What is expected:
Count the lines in the data below that contain the string "page", matching upper and lower case exactly. Reply with the number alone.

====

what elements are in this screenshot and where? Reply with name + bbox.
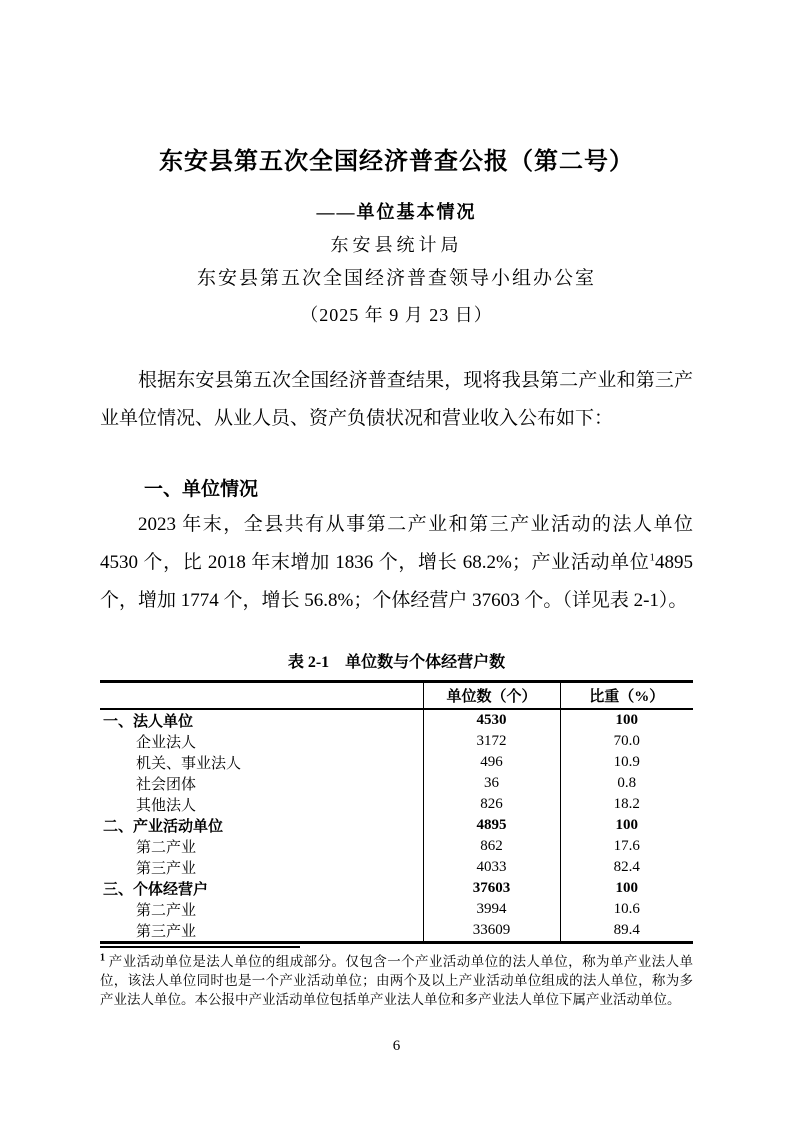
intro-paragraph: 根据东安县第五次全国经济普查结果，现将我县第二产业和第三产业单位情况、从业人员、…: [100, 362, 693, 438]
table-header-row: 单位数（个） 比重（%）: [100, 682, 693, 709]
row-label: 企业法人: [100, 731, 423, 752]
row-share: 10.9: [560, 752, 693, 773]
row-share: 0.8: [560, 773, 693, 794]
row-label: 机关、事业法人: [100, 752, 423, 773]
table-row: 社会团体 36 0.8: [100, 773, 693, 794]
row-count: 862: [423, 836, 560, 857]
table-row: 第三产业 33609 89.4: [100, 920, 693, 943]
row-share: 100: [560, 815, 693, 836]
column-header-empty: [100, 682, 423, 709]
publication-date: （2025 年 9 月 23 日）: [100, 303, 693, 327]
row-count: 36: [423, 773, 560, 794]
row-label: 第三产业: [100, 857, 423, 878]
table-row: 一、法人单位 4530 100: [100, 709, 693, 731]
row-count: 3172: [423, 731, 560, 752]
row-share: 17.6: [560, 836, 693, 857]
footnote-marker: 1: [100, 953, 105, 964]
document-page: 东安县第五次全国经济普查公报（第二号） ——单位基本情况 东安县统计局 东安县第…: [0, 0, 793, 1122]
row-share: 70.0: [560, 731, 693, 752]
unit-count-table: 单位数（个） 比重（%） 一、法人单位 4530 100 企业法人 3172 7…: [100, 680, 693, 944]
row-label: 第二产业: [100, 836, 423, 857]
table-row: 其他法人 826 18.2: [100, 794, 693, 815]
row-share: 100: [560, 878, 693, 899]
row-count: 33609: [423, 920, 560, 943]
section-heading-unit-situation: 一、单位情况: [100, 477, 693, 503]
document-subtitle: ——单位基本情况: [100, 200, 693, 224]
row-share: 82.4: [560, 857, 693, 878]
footnote: 1 产业活动单位是法人单位的组成部分。仅包含一个产业活动单位的法人单位，称为单产…: [100, 952, 693, 1009]
statistics-paragraph: 2023 年末，全县共有从事第二产业和第三产业活动的法人单位 4530 个，比 …: [100, 506, 693, 620]
row-count: 3994: [423, 899, 560, 920]
issuer-statistics-bureau: 东安县统计局: [100, 233, 693, 257]
table-row: 机关、事业法人 496 10.9: [100, 752, 693, 773]
row-label: 第三产业: [100, 920, 423, 943]
row-share: 89.4: [560, 920, 693, 943]
table-caption: 表 2-1 单位数与个体经营户数: [100, 652, 693, 674]
row-label: 其他法人: [100, 794, 423, 815]
table-row: 第三产业 4033 82.4: [100, 857, 693, 878]
footnote-separator-rule: [100, 946, 300, 948]
row-share: 10.6: [560, 899, 693, 920]
column-header-share: 比重（%）: [560, 682, 693, 709]
column-header-unit-count: 单位数（个）: [423, 682, 560, 709]
issuer-census-leading-group-office: 东安县第五次全国经济普查领导小组办公室: [100, 266, 693, 292]
table-row: 三、个体经营户 37603 100: [100, 878, 693, 899]
row-count: 37603: [423, 878, 560, 899]
row-count: 826: [423, 794, 560, 815]
footnote-text: 产业活动单位是法人单位的组成部分。仅包含一个产业活动单位的法人单位，称为单产业法…: [100, 954, 693, 1007]
table-row: 第二产业 3994 10.6: [100, 899, 693, 920]
row-count: 4530: [423, 709, 560, 731]
row-label: 一、法人单位: [100, 709, 423, 731]
row-count: 4033: [423, 857, 560, 878]
table-row: 第二产业 862 17.6: [100, 836, 693, 857]
row-count: 4895: [423, 815, 560, 836]
row-label: 二、产业活动单位: [100, 815, 423, 836]
statistics-paragraph-part1: 2023 年末，全县共有从事第二产业和第三产业活动的法人单位 4530 个，比 …: [100, 514, 693, 573]
table-row: 二、产业活动单位 4895 100: [100, 815, 693, 836]
row-label: 社会团体: [100, 773, 423, 794]
document-title: 东安县第五次全国经济普查公报（第二号）: [100, 146, 693, 178]
row-count: 496: [423, 752, 560, 773]
table-row: 企业法人 3172 70.0: [100, 731, 693, 752]
row-share: 100: [560, 709, 693, 731]
page-number: 6: [100, 1038, 693, 1055]
row-label: 三、个体经营户: [100, 878, 423, 899]
row-label: 第二产业: [100, 899, 423, 920]
row-share: 18.2: [560, 794, 693, 815]
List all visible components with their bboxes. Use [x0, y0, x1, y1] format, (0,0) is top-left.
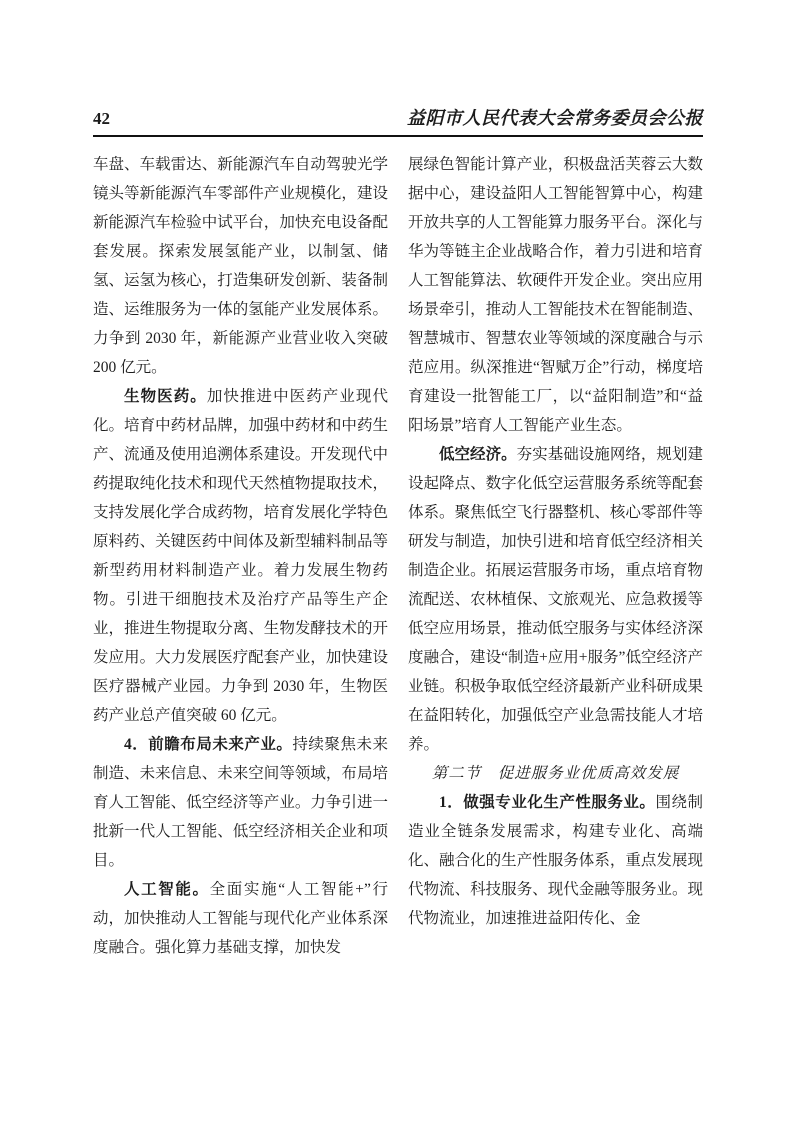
right-column: 展绿色智能计算产业，积极盘活芙蓉云大数据中心，建设益阳人工智能智算中心，构建开放… [408, 150, 703, 962]
page-number: 42 [93, 109, 110, 129]
paragraph-text: 展绿色智能计算产业，积极盘活芙蓉云大数据中心，建设益阳人工智能智算中心，构建开放… [408, 156, 703, 434]
paragraph-continuation: 车盘、车载雷达、新能源汽车自动驾驶光学镜头等新能源汽车零部件产业规模化，建设新能… [93, 150, 388, 382]
paragraph: 生物医药。加快推进中医药产业现代化。培育中药材品牌，加强中药材和中药生产、流通及… [93, 382, 388, 730]
paragraph: 4．前瞻布局未来产业。持续聚焦未来制造、未来信息、未来空间等领域，布局培育人工智… [93, 730, 388, 875]
page-header: 42 益阳市人民代表大会常务委员会公报 [93, 104, 703, 135]
paragraph-text: 夯实基础设施网络，规划建设起降点、数字化低空运营服务系统等配套体系。聚焦低空飞行… [408, 446, 703, 753]
paragraph: 人工智能。全面实施“人工智能+”行动，加快推动人工智能与现代化产业体系深度融合。… [93, 875, 388, 962]
left-column: 车盘、车载雷达、新能源汽车自动驾驶光学镜头等新能源汽车零部件产业规模化，建设新能… [93, 150, 388, 962]
paragraph: 低空经济。夯实基础设施网络，规划建设起降点、数字化低空运营服务系统等配套体系。聚… [408, 440, 703, 759]
section-heading: 第二节 促进服务业优质高效发展 [408, 759, 703, 788]
paragraph: 1．做强专业化生产性服务业。围绕制造业全链条发展需求，构建专业化、高端化、融合化… [408, 788, 703, 933]
page-body: 车盘、车载雷达、新能源汽车自动驾驶光学镜头等新能源汽车零部件产业规模化，建设新能… [93, 150, 703, 962]
run-in-heading: 人工智能。 [124, 881, 210, 898]
publication-title: 益阳市人民代表大会常务委员会公报 [407, 104, 703, 130]
run-in-heading: 4．前瞻布局未来产业。 [124, 736, 292, 753]
paragraph-text: 加快推进中医药产业现代化。培育中药材品牌，加强中药材和中药生产、流通及使用追溯体… [93, 388, 388, 724]
run-in-heading: 低空经济。 [439, 446, 517, 463]
run-in-heading: 生物医药。 [124, 388, 207, 405]
paragraph-continuation: 展绿色智能计算产业，积极盘活芙蓉云大数据中心，建设益阳人工智能智算中心，构建开放… [408, 150, 703, 440]
document-page: 42 益阳市人民代表大会常务委员会公报 车盘、车载雷达、新能源汽车自动驾驶光学镜… [0, 0, 794, 1122]
paragraph-text: 围绕制造业全链条发展需求，构建专业化、高端化、融合化的生产性服务体系，重点发展现… [408, 794, 703, 927]
paragraph-text: 持续聚焦未来制造、未来信息、未来空间等领域，布局培育人工智能、低空经济等产业。力… [93, 736, 388, 869]
paragraph-text: 车盘、车载雷达、新能源汽车自动驾驶光学镜头等新能源汽车零部件产业规模化，建设新能… [93, 156, 388, 376]
header-rule [93, 135, 703, 137]
run-in-heading: 1．做强专业化生产性服务业。 [439, 794, 655, 811]
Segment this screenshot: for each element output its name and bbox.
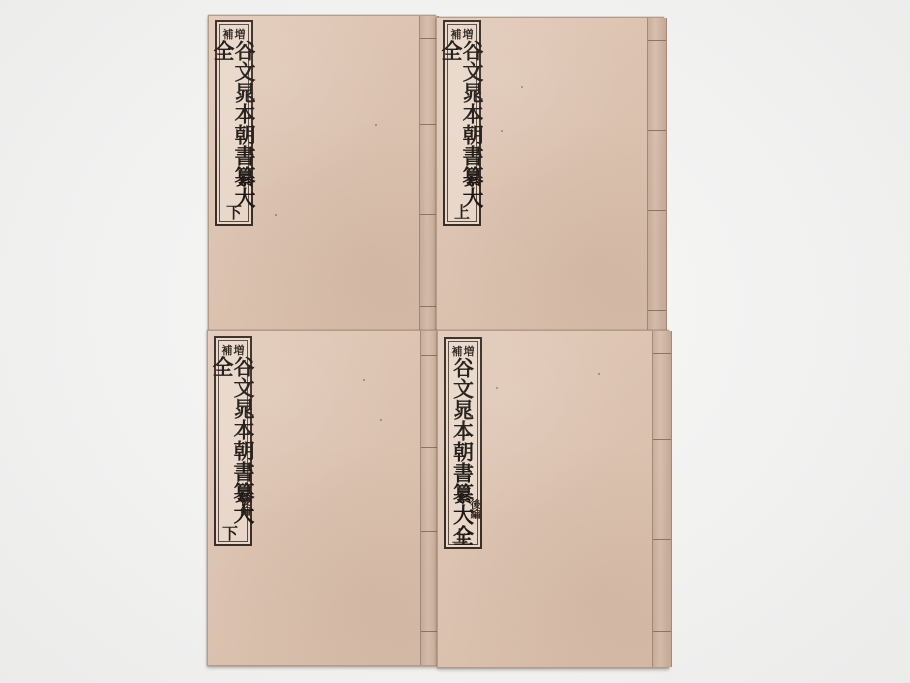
volume-marker: 下: [210, 521, 250, 544]
series-marker: 後編: [466, 499, 481, 519]
book-top-left: 補増 谷文晁本朝書纂大全 下: [208, 15, 436, 332]
book-title: 谷文晁本朝書纂大全: [217, 40, 251, 224]
volume-marker: 下: [217, 200, 251, 223]
title-slip: 補増 谷文晁本朝書纂大全 下: [215, 20, 253, 226]
title-slip: 補増 谷文晁本朝書纂大全 後編 上: [444, 337, 482, 549]
book-top-right: 補増 谷文晁本朝書纂大全 上: [436, 17, 664, 332]
volume-marker: 上: [440, 524, 480, 547]
book-bottom-right: 補増 谷文晁本朝書纂大全 後編 上: [437, 330, 669, 668]
book-title: 谷文晁本朝書纂大全: [445, 40, 479, 224]
title-slip: 補増 谷文晁本朝書纂大全 上: [443, 20, 481, 226]
title-slip: 補増 谷文晁本朝書纂大全 後編 下: [214, 336, 252, 546]
series-marker: 後編: [236, 496, 251, 516]
book-spine: [647, 18, 667, 331]
book-spine: [652, 331, 672, 667]
book-bottom-left: 補増 谷文晁本朝書纂大全 後編 下: [207, 330, 437, 666]
volume-marker: 上: [445, 200, 479, 223]
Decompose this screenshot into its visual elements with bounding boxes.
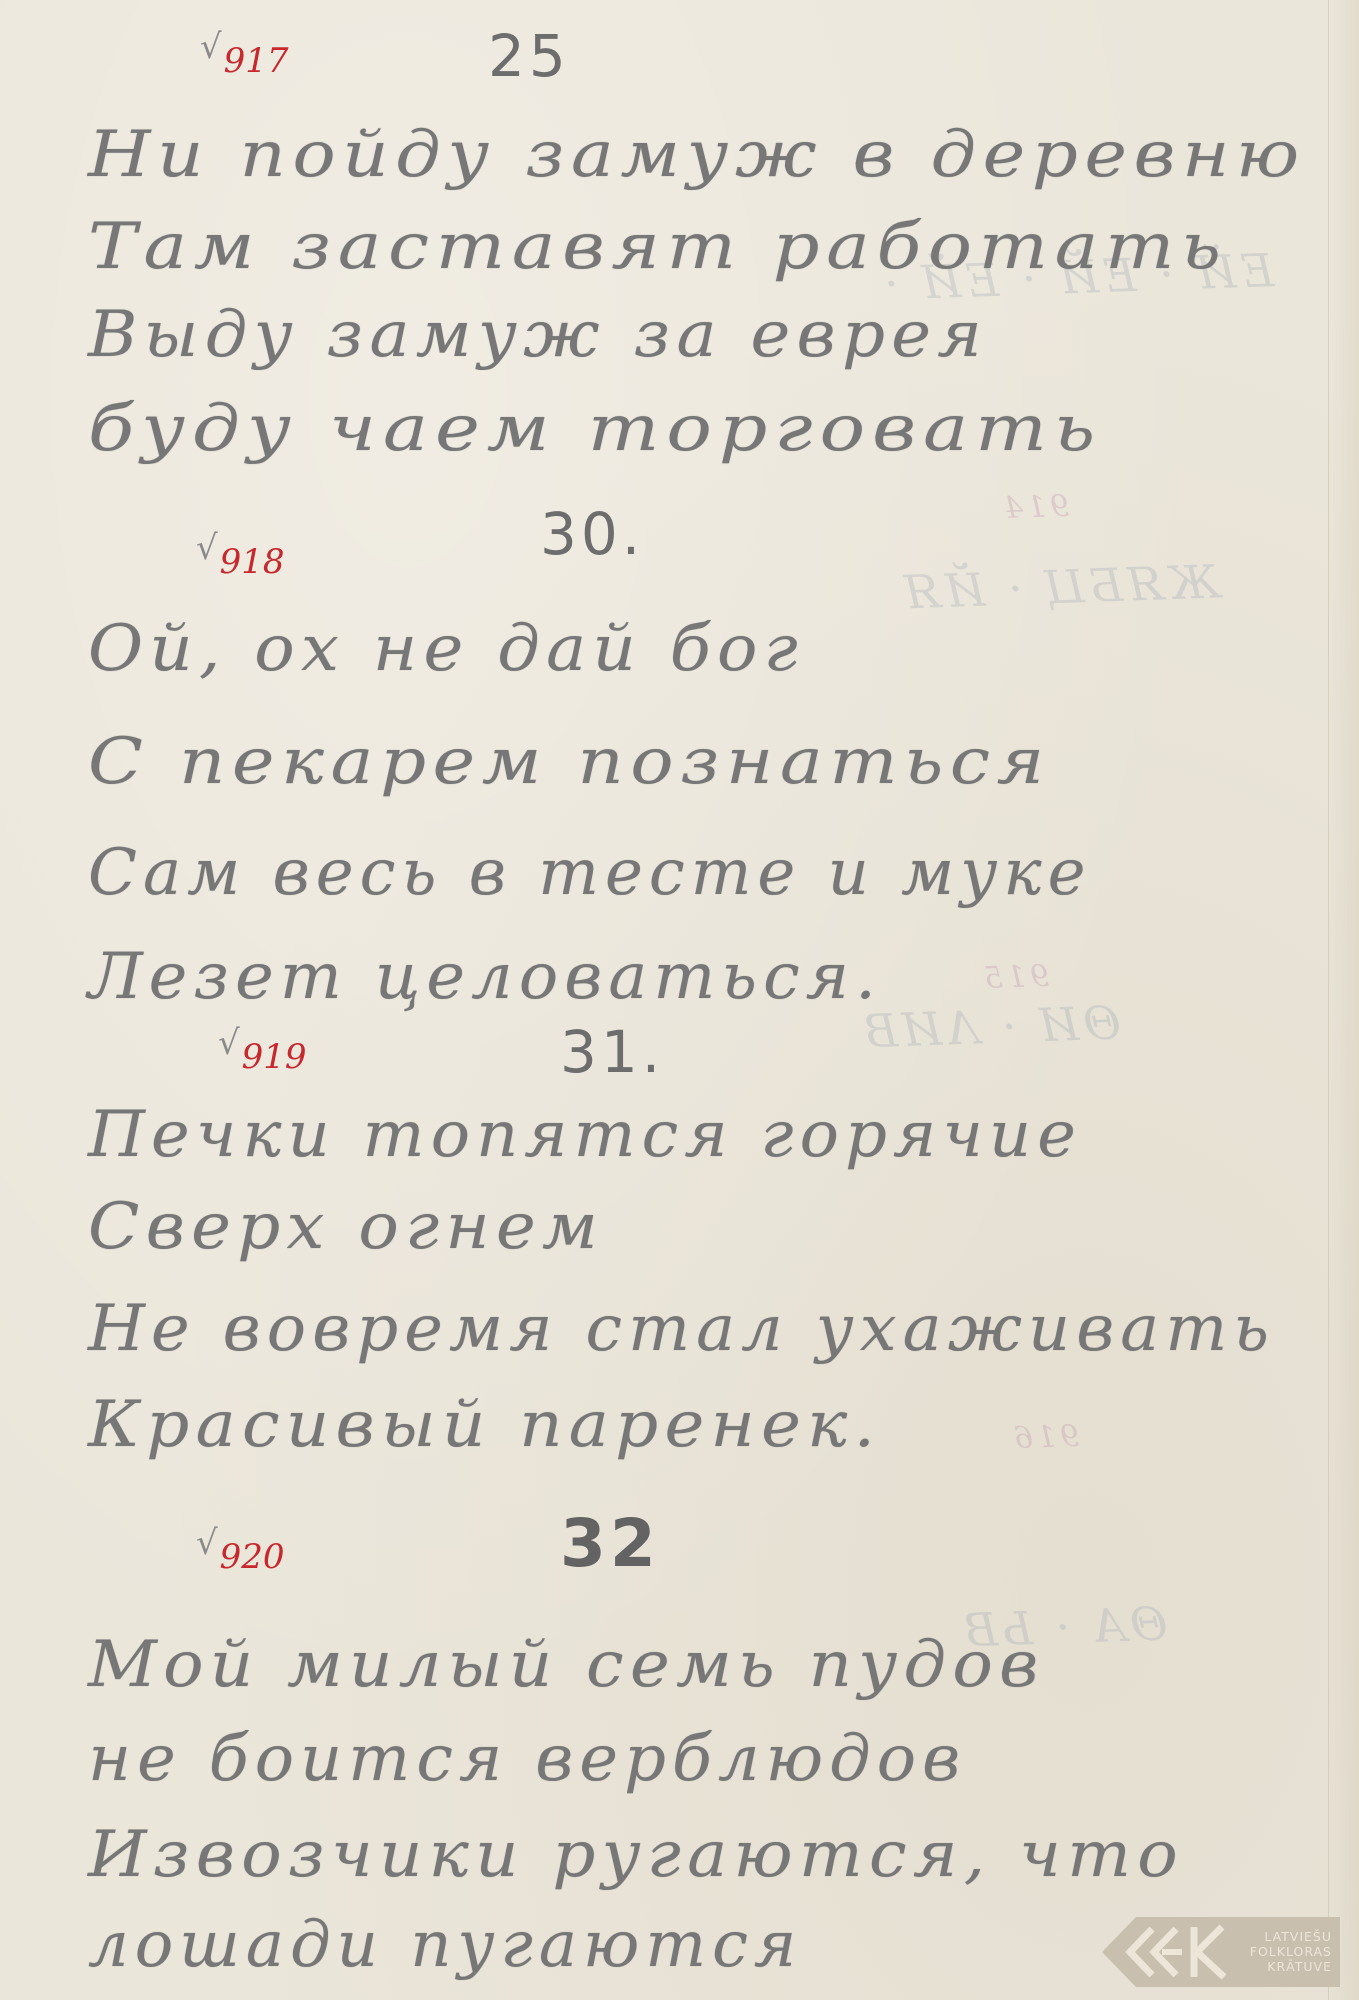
- verse-line: Лезет целоваться.: [88, 940, 882, 1014]
- bleed-through-number: 914: [999, 489, 1069, 526]
- bleed-through-text: ЖЯБЦ · ЙЯ: [899, 554, 1221, 619]
- logo-line-1: LATVIEŠU: [1232, 1929, 1332, 1944]
- verse-number: 32: [560, 1505, 660, 1582]
- check-mark-icon: √: [218, 1026, 240, 1060]
- verse-line: Извозчики ругаются, что: [88, 1818, 1184, 1892]
- verse-line: буду чаем торговать: [88, 392, 1102, 466]
- check-mark-icon: √: [196, 1526, 218, 1560]
- verse-number: 31.: [560, 1018, 664, 1086]
- verse-line: Печки топятся горячие: [88, 1098, 1082, 1172]
- verse-line: не боится верблюдов: [88, 1722, 966, 1796]
- archive-mark: √ 917: [200, 44, 289, 78]
- verse-line: Выду замуж за еврея: [88, 298, 988, 372]
- verse-line: Сверх огнем: [88, 1190, 604, 1264]
- verse-line: Там заставят работать: [88, 210, 1228, 284]
- logo-line-3: KRĀTUVE: [1232, 1959, 1332, 1974]
- verse-line: Ни пойду замуж в деревню: [88, 118, 1306, 192]
- archive-number: 918: [220, 545, 285, 579]
- verse-line: Мой милый семь пудов: [88, 1628, 1045, 1702]
- archive-mark: √ 920: [196, 1540, 285, 1574]
- verse-line: Не вовремя стал ухаживать: [88, 1292, 1275, 1366]
- verse-line: С пекарем познаться: [88, 725, 1051, 799]
- verse-line: Ой, ох не дай бог: [88, 612, 804, 686]
- archive-mark: √ 918: [196, 545, 285, 579]
- verse-line: лошади пугаются: [88, 1908, 802, 1982]
- logo-text: LATVIEŠU FOLKLORAS KRĀTUVE: [1232, 1929, 1332, 1974]
- logo-line-2: FOLKLORAS: [1232, 1944, 1332, 1959]
- lfk-watermark-logo: LATVIEŠU FOLKLORAS KRĀTUVE: [1102, 1917, 1340, 1987]
- check-mark-icon: √: [196, 531, 218, 565]
- bleed-through-number: 916: [1009, 1419, 1079, 1456]
- archive-number: 920: [220, 1540, 285, 1574]
- bleed-through-text: ΘИ · ΛИВ: [859, 995, 1122, 1058]
- archive-mark: √ 919: [218, 1040, 307, 1074]
- verse-line: Сам весь в тесте и муке: [88, 836, 1091, 910]
- check-mark-icon: √: [200, 30, 222, 64]
- page-edge: [1328, 0, 1359, 2000]
- verse-number: 30.: [540, 500, 644, 568]
- archive-number: 917: [224, 44, 289, 78]
- verse-line: Красивый паренек.: [88, 1388, 881, 1462]
- manuscript-page: ЕЙ · ЕЙ · ЕЙ · ЖЯБЦ · ЙЯ ΘИ · ΛИВ ΘΑ · Ь…: [0, 0, 1359, 2000]
- verse-number: 25: [488, 22, 570, 90]
- bleed-through-number: 915: [979, 959, 1049, 996]
- archive-number: 919: [242, 1040, 307, 1074]
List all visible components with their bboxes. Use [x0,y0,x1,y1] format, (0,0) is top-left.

====

The response:
8